- What is expected
State how many lines in the entries below contain "THANK". Write nothing but the number.

- Source material
_ _ _
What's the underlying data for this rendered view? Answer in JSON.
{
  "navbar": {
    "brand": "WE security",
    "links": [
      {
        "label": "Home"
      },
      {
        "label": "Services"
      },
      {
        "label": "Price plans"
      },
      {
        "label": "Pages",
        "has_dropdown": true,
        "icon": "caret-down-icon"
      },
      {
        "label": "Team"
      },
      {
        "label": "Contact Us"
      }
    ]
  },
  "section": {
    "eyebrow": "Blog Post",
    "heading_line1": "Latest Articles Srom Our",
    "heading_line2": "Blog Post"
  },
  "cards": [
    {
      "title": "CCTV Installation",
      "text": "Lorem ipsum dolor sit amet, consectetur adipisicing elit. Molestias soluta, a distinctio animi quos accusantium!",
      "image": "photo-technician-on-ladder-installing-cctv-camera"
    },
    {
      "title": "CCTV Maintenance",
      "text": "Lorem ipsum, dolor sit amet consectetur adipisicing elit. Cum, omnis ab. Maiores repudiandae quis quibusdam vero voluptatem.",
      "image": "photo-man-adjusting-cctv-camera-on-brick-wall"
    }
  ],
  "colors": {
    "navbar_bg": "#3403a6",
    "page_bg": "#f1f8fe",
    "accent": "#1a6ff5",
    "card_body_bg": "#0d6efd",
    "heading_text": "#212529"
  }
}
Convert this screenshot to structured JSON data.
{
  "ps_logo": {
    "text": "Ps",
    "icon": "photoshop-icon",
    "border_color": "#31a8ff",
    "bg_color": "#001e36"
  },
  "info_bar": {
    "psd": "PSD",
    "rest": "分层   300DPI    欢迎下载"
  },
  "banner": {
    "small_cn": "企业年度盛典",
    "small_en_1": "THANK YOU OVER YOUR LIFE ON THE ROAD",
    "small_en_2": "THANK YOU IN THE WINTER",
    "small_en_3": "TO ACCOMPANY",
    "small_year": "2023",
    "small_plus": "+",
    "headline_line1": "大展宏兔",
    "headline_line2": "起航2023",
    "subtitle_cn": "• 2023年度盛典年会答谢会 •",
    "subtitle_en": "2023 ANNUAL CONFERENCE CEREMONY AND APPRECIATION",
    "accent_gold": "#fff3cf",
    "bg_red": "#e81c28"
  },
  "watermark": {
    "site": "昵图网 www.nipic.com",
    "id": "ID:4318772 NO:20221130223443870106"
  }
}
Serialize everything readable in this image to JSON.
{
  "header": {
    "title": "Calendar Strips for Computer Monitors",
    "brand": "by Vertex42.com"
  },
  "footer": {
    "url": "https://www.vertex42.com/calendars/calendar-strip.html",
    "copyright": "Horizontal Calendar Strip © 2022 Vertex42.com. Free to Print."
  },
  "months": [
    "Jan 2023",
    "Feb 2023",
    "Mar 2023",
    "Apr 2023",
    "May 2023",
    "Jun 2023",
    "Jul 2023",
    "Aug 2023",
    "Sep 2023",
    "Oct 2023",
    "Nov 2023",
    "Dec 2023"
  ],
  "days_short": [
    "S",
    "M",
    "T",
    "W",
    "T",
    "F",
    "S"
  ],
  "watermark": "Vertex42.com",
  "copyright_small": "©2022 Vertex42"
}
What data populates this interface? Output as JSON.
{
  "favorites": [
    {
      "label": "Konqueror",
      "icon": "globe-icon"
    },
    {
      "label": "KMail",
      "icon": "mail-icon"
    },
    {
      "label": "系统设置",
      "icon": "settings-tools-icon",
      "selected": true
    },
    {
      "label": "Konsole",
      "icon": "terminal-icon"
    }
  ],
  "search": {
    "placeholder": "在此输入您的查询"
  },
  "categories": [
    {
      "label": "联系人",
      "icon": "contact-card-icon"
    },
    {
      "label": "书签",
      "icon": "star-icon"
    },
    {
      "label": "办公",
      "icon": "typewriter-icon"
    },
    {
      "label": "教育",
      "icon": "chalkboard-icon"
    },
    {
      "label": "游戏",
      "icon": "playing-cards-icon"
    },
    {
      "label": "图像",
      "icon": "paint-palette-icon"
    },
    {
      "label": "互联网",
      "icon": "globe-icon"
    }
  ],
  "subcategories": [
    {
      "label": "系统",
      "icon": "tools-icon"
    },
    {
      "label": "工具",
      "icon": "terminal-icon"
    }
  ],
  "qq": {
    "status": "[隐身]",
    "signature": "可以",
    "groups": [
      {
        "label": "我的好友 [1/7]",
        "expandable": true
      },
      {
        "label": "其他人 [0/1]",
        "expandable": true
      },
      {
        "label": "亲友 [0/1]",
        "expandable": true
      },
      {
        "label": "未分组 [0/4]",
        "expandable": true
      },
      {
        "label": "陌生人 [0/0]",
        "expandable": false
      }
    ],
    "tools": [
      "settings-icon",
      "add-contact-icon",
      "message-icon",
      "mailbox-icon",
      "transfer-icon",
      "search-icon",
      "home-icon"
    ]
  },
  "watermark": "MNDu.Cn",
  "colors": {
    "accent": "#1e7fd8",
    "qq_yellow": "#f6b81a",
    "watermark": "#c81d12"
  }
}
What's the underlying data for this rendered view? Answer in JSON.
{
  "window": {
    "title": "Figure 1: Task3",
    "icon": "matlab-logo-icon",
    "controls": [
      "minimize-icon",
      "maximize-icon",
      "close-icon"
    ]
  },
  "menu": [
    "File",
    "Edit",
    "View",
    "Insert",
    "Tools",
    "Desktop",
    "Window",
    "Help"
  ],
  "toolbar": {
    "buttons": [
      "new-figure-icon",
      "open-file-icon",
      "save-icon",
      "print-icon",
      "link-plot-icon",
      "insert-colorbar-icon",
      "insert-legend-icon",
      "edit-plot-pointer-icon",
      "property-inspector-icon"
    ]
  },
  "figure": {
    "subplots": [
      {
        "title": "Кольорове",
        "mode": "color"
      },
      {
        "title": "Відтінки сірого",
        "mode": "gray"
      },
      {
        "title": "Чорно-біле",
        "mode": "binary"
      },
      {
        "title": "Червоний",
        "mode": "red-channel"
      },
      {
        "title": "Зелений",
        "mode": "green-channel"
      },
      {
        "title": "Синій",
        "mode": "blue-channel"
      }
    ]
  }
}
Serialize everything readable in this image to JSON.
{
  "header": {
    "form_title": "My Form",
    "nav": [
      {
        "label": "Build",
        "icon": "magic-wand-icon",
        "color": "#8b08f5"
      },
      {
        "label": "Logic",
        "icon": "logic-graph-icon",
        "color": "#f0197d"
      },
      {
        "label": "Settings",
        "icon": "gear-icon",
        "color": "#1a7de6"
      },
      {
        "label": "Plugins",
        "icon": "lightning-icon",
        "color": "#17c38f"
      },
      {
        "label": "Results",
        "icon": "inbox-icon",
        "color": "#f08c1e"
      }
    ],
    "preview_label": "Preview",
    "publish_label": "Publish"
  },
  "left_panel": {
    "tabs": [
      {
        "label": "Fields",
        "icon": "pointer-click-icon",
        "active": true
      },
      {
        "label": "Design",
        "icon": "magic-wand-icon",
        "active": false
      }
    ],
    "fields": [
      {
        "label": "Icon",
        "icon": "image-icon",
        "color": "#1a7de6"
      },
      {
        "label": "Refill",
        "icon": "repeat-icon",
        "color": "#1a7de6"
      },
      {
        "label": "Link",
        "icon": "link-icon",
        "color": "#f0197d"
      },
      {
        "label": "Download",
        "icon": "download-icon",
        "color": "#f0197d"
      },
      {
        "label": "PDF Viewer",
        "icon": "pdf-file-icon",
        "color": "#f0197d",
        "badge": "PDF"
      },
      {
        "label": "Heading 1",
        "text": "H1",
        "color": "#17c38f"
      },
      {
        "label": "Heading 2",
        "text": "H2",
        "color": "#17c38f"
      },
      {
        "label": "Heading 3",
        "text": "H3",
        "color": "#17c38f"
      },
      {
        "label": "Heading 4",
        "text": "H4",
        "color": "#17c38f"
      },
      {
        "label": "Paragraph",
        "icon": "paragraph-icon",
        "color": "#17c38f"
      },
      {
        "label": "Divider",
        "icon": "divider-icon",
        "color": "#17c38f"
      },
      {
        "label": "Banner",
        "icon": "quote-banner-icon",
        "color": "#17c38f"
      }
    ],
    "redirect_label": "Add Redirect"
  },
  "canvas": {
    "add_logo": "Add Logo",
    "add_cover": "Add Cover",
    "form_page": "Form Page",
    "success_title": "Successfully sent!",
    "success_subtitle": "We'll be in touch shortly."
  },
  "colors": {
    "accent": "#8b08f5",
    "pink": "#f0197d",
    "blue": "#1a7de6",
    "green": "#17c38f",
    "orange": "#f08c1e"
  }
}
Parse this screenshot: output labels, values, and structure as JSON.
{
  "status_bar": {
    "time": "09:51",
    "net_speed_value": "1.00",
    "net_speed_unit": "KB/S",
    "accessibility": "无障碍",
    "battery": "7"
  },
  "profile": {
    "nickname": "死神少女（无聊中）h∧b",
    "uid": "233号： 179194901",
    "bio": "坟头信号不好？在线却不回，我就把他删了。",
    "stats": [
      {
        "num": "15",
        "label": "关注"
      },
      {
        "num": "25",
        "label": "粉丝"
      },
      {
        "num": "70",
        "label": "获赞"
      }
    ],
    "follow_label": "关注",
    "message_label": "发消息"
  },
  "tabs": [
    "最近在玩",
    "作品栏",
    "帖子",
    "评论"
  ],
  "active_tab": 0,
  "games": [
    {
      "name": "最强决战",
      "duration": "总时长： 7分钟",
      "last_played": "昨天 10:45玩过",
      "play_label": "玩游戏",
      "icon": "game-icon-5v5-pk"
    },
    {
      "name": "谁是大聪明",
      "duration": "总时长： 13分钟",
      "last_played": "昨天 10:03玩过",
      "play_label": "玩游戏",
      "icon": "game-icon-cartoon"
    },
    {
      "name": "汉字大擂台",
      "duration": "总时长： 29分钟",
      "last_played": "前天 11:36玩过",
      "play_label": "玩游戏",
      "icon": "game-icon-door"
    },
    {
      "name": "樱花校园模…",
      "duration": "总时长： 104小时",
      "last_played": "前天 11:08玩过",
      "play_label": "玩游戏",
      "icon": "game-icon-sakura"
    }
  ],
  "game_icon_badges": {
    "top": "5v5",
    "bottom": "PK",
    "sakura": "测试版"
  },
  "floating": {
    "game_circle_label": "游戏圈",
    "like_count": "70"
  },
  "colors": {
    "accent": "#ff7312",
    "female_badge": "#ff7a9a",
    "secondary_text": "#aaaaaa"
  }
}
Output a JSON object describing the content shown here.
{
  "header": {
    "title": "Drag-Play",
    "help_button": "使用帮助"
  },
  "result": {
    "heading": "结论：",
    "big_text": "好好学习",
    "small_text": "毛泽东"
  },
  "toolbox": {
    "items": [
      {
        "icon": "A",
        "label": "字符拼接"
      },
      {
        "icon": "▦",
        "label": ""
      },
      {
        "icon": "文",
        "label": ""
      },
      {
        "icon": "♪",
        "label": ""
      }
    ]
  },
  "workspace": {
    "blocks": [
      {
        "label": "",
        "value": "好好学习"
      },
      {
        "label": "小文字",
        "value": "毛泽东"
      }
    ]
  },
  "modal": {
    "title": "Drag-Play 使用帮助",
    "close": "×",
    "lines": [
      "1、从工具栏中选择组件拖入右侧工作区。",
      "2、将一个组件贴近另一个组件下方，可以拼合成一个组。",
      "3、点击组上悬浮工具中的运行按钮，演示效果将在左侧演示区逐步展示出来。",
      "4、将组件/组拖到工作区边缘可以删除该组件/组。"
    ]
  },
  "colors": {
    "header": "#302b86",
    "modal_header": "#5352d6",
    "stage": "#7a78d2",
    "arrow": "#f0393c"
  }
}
_ _ _
- Task answer
2